Data in this exercise:
________________

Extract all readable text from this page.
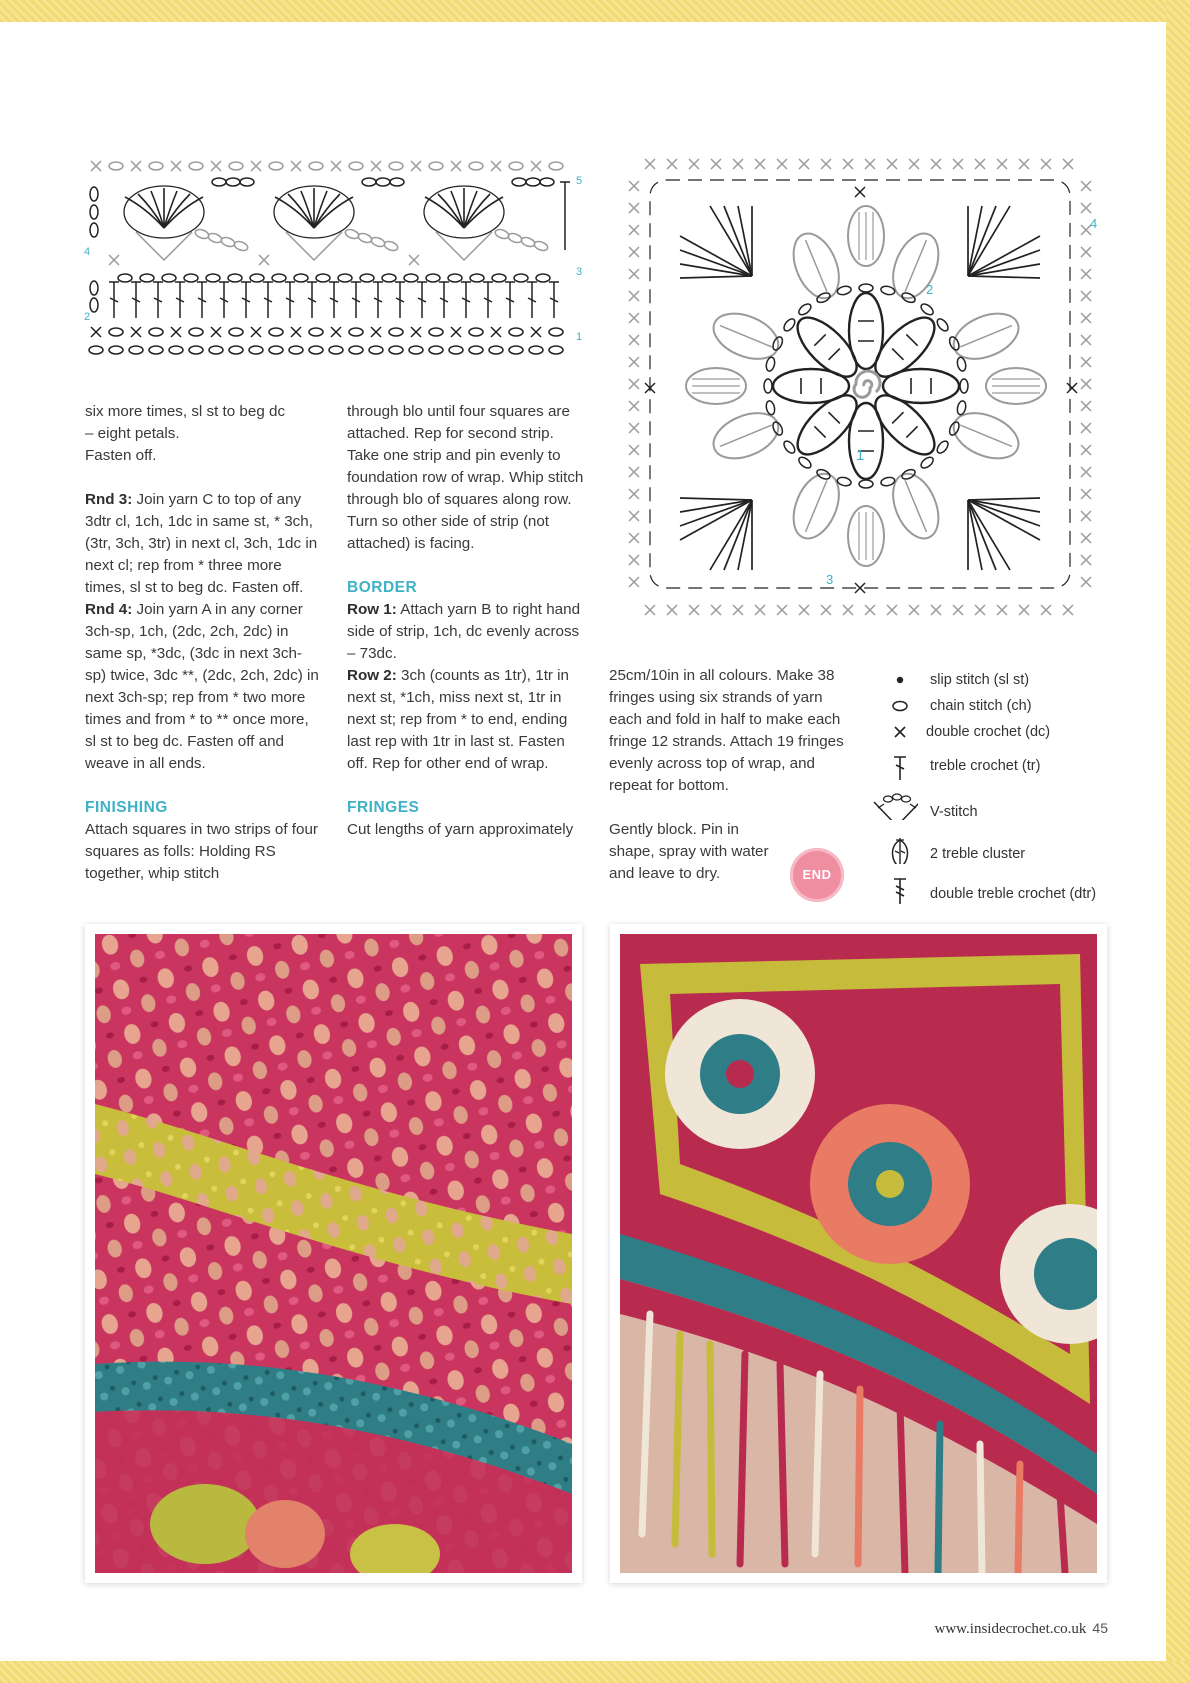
5
4
3
2
1
4
2
1
3

six more times, sl st to beg dc

– eight petals.

Fasten off.

Rnd 3: Join yarn C to top of any 3dtr cl, 1ch, 1dc in same st, * 3ch, (3tr, 3ch, 3tr) in next cl, 3ch, 1dc in next cl; rep from * three more times, sl st to beg dc. Fasten off.

Rnd 4: Join yarn A in any corner 3ch-sp, 1ch, (2dc, 2ch, 2dc) in same sp, *3dc, (3dc in next 3ch-sp) twice, 3dc **, (2dc, 2ch, 2dc) in next 3ch-sp; rep from * two more times and from * to ** once more, sl st to beg dc. Fasten off and weave in all ends.

FINISHING

Attach squares in two strips of four squares as folls: Holding RS together, whip stitch

through blo until four squares are attached. Rep for second strip. Take one strip and pin evenly to foundation row of wrap. Whip stitch through blo of squares along row. Turn so other side of strip (not attached) is facing.

BORDER

Row 1: Attach yarn B to right hand side of strip, 1ch, dc evenly across – 73dc.

Row 2: 3ch (counts as 1tr), 1tr in next st, *1ch, miss next st, 1tr in next st; rep from * to end, ending last rep with 1tr in last st. Fasten off. Rep for other end of wrap.

FRINGES

Cut lengths of yarn approximately

25cm/10in in all colours. Make 38 fringes using six strands of yarn each and fold in half to make each fringe 12 strands. Attach 19 fringes evenly across top of wrap, and repeat for bottom.

Gently block. Pin in shape, spray with water and leave to dry.	END
slip stitch (sl st)
chain stitch (ch)
double crochet (dc)
treble crochet (tr)
V-stitch
2 treble cluster
double treble crochet (dtr)
www.insidecrochet.co.uk 45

________________

What the exercise asks: Count every line above that holds the string "squares" and give the total, nothing more.

Answer to the task: 2